◆ Objective:
Skip any picture you find and retype all the remaining lines exactly.

-- Start Listed records --

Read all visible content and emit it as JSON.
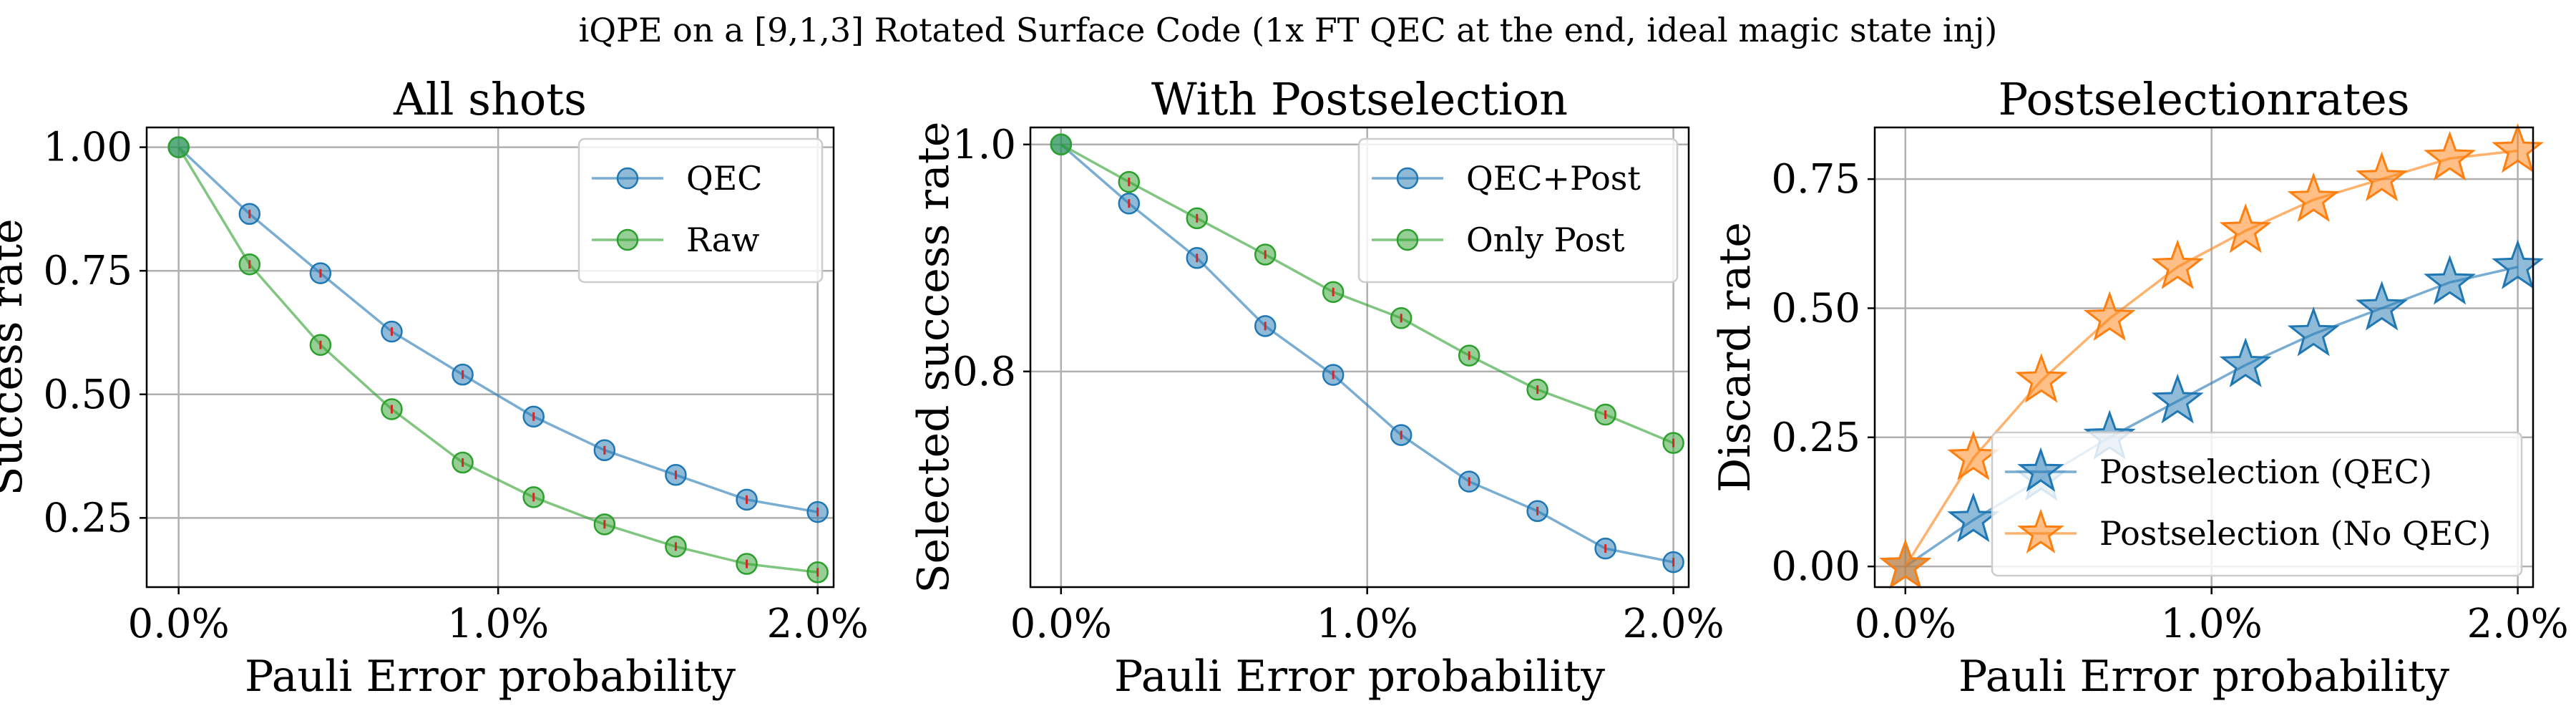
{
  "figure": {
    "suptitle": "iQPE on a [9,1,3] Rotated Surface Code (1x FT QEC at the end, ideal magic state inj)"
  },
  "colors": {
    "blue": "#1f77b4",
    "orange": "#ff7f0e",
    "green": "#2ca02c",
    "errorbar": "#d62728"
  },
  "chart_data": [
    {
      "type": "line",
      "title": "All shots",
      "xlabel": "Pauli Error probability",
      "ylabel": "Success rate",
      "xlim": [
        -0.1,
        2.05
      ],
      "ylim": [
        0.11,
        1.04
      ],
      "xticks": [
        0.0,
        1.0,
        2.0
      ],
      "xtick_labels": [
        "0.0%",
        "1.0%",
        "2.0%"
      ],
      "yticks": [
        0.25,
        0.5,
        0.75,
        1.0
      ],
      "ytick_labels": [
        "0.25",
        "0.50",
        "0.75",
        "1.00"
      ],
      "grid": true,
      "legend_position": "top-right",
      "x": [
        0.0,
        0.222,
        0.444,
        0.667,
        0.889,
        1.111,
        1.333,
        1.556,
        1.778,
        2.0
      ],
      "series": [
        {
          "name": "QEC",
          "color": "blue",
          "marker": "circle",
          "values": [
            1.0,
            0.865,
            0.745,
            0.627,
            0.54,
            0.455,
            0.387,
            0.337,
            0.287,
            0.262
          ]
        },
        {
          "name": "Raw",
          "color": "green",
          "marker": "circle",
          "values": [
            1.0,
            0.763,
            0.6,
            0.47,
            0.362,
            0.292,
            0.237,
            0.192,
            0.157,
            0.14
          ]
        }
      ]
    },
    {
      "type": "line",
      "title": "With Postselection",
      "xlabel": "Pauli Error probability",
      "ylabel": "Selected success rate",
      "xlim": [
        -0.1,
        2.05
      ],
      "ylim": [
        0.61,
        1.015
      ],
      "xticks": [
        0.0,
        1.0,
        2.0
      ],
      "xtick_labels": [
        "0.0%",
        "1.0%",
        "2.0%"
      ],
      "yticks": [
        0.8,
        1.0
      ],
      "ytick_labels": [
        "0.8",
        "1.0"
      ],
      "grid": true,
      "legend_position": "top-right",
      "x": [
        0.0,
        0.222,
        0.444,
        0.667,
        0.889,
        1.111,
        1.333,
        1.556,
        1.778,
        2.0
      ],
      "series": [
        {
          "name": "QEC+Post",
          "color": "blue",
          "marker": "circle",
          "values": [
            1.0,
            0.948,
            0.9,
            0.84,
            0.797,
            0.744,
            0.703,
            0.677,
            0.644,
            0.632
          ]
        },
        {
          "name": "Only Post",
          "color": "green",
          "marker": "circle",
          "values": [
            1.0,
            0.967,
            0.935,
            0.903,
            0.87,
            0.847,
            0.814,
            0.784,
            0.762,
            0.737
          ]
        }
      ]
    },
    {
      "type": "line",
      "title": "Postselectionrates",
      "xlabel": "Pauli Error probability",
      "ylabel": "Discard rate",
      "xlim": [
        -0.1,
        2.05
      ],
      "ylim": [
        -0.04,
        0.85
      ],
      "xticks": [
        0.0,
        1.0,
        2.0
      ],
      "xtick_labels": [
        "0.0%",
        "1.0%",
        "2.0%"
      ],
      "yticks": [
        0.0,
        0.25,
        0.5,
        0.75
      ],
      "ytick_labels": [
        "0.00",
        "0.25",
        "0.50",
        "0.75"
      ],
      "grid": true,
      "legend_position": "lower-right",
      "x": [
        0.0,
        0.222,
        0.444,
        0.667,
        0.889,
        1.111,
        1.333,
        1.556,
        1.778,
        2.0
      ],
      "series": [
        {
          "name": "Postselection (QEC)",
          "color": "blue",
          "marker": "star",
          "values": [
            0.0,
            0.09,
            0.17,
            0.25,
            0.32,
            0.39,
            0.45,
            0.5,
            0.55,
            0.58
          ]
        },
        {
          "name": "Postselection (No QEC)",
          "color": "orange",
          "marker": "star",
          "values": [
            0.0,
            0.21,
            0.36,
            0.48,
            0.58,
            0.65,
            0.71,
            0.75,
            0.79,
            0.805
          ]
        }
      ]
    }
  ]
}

-- End Listed records --

◆ The solution:
Read all visible content and emit it as JSON.
{
  "figure": {
    "suptitle": "iQPE on a [9,1,3] Rotated Surface Code (1x FT QEC at the end, ideal magic state inj)"
  },
  "colors": {
    "blue": "#1f77b4",
    "orange": "#ff7f0e",
    "green": "#2ca02c",
    "errorbar": "#d62728"
  },
  "chart_data": [
    {
      "type": "line",
      "title": "All shots",
      "xlabel": "Pauli Error probability",
      "ylabel": "Success rate",
      "xlim": [
        -0.1,
        2.05
      ],
      "ylim": [
        0.11,
        1.04
      ],
      "xticks": [
        0.0,
        1.0,
        2.0
      ],
      "xtick_labels": [
        "0.0%",
        "1.0%",
        "2.0%"
      ],
      "yticks": [
        0.25,
        0.5,
        0.75,
        1.0
      ],
      "ytick_labels": [
        "0.25",
        "0.50",
        "0.75",
        "1.00"
      ],
      "grid": true,
      "legend_position": "top-right",
      "x": [
        0.0,
        0.222,
        0.444,
        0.667,
        0.889,
        1.111,
        1.333,
        1.556,
        1.778,
        2.0
      ],
      "series": [
        {
          "name": "QEC",
          "color": "blue",
          "marker": "circle",
          "values": [
            1.0,
            0.865,
            0.745,
            0.627,
            0.54,
            0.455,
            0.387,
            0.337,
            0.287,
            0.262
          ]
        },
        {
          "name": "Raw",
          "color": "green",
          "marker": "circle",
          "values": [
            1.0,
            0.763,
            0.6,
            0.47,
            0.362,
            0.292,
            0.237,
            0.192,
            0.157,
            0.14
          ]
        }
      ]
    },
    {
      "type": "line",
      "title": "With Postselection",
      "xlabel": "Pauli Error probability",
      "ylabel": "Selected success rate",
      "xlim": [
        -0.1,
        2.05
      ],
      "ylim": [
        0.61,
        1.015
      ],
      "xticks": [
        0.0,
        1.0,
        2.0
      ],
      "xtick_labels": [
        "0.0%",
        "1.0%",
        "2.0%"
      ],
      "yticks": [
        0.8,
        1.0
      ],
      "ytick_labels": [
        "0.8",
        "1.0"
      ],
      "grid": true,
      "legend_position": "top-right",
      "x": [
        0.0,
        0.222,
        0.444,
        0.667,
        0.889,
        1.111,
        1.333,
        1.556,
        1.778,
        2.0
      ],
      "series": [
        {
          "name": "QEC+Post",
          "color": "blue",
          "marker": "circle",
          "values": [
            1.0,
            0.948,
            0.9,
            0.84,
            0.797,
            0.744,
            0.703,
            0.677,
            0.644,
            0.632
          ]
        },
        {
          "name": "Only Post",
          "color": "green",
          "marker": "circle",
          "values": [
            1.0,
            0.967,
            0.935,
            0.903,
            0.87,
            0.847,
            0.814,
            0.784,
            0.762,
            0.737
          ]
        }
      ]
    },
    {
      "type": "line",
      "title": "Postselectionrates",
      "xlabel": "Pauli Error probability",
      "ylabel": "Discard rate",
      "xlim": [
        -0.1,
        2.05
      ],
      "ylim": [
        -0.04,
        0.85
      ],
      "xticks": [
        0.0,
        1.0,
        2.0
      ],
      "xtick_labels": [
        "0.0%",
        "1.0%",
        "2.0%"
      ],
      "yticks": [
        0.0,
        0.25,
        0.5,
        0.75
      ],
      "ytick_labels": [
        "0.00",
        "0.25",
        "0.50",
        "0.75"
      ],
      "grid": true,
      "legend_position": "lower-right",
      "x": [
        0.0,
        0.222,
        0.444,
        0.667,
        0.889,
        1.111,
        1.333,
        1.556,
        1.778,
        2.0
      ],
      "series": [
        {
          "name": "Postselection (QEC)",
          "color": "blue",
          "marker": "star",
          "values": [
            0.0,
            0.09,
            0.17,
            0.25,
            0.32,
            0.39,
            0.45,
            0.5,
            0.55,
            0.58
          ]
        },
        {
          "name": "Postselection (No QEC)",
          "color": "orange",
          "marker": "star",
          "values": [
            0.0,
            0.21,
            0.36,
            0.48,
            0.58,
            0.65,
            0.71,
            0.75,
            0.79,
            0.805
          ]
        }
      ]
    }
  ]
}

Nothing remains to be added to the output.